§ WHAT TO DO:
Copy every line in the records below that contains the word "cost".

+-------+

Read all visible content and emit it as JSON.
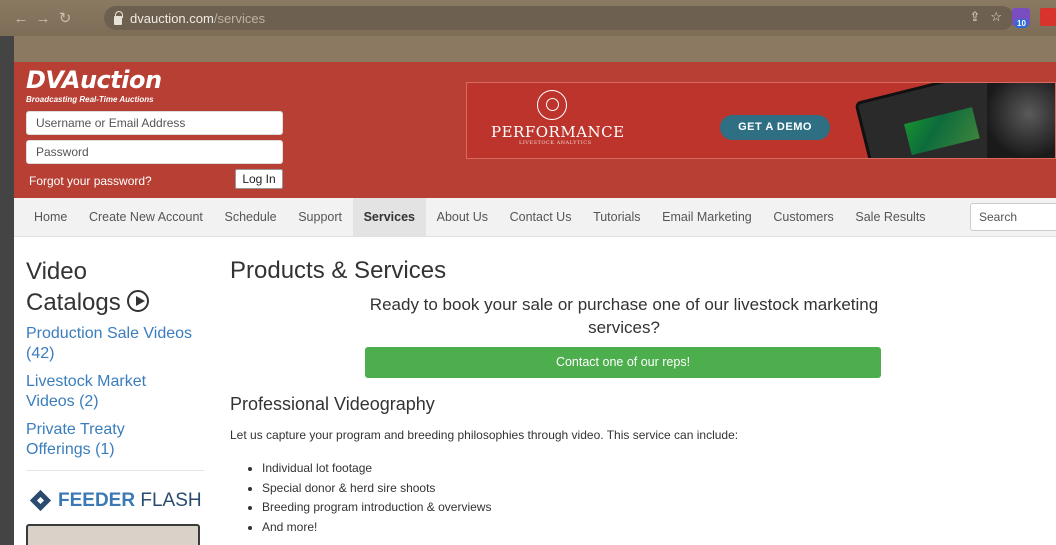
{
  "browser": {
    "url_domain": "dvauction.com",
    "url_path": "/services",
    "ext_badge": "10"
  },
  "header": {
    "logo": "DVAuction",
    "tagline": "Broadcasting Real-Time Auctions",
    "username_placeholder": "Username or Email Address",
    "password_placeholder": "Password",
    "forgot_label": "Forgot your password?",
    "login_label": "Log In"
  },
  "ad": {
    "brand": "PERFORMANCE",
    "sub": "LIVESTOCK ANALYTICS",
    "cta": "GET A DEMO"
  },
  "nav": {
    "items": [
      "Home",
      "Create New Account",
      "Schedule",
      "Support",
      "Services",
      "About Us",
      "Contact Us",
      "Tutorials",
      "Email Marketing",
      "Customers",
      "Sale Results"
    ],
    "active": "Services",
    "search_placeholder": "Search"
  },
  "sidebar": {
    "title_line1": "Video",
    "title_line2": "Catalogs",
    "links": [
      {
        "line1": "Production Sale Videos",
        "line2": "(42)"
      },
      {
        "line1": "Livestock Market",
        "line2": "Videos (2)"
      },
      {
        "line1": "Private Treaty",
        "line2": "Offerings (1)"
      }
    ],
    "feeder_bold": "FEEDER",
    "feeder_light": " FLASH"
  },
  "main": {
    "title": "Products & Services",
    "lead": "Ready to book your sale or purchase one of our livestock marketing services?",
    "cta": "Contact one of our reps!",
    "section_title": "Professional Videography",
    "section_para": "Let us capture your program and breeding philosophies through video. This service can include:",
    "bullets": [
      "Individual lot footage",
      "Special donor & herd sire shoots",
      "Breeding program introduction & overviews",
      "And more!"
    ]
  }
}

+-------+

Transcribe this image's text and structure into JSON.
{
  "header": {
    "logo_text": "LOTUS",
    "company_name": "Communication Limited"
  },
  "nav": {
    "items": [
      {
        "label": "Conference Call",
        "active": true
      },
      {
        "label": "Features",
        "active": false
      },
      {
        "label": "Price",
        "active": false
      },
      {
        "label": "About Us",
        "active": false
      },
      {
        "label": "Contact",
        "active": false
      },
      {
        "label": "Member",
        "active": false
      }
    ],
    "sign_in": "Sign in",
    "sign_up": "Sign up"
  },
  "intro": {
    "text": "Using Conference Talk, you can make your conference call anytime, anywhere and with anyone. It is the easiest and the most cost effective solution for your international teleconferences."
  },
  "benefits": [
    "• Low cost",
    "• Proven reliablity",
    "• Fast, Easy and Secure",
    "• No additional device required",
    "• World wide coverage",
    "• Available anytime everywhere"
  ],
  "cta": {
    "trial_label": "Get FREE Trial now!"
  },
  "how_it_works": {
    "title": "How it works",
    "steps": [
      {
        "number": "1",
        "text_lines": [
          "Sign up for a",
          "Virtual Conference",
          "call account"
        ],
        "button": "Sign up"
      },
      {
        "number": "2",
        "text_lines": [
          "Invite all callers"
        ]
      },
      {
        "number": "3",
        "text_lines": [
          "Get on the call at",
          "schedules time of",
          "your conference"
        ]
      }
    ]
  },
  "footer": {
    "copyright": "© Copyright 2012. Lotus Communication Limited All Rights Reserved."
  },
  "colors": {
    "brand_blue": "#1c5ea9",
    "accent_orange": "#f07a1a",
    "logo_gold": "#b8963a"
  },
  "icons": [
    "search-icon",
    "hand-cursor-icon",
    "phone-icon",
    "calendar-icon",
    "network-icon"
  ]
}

+-------+

§ TASK RESPONSE:
    "text": "Using Conference Talk, you can make your conference call anytime, anywhere and with anyone. It is the easiest and the most cost effective solution for your international teleconferences."
    "• Low cost",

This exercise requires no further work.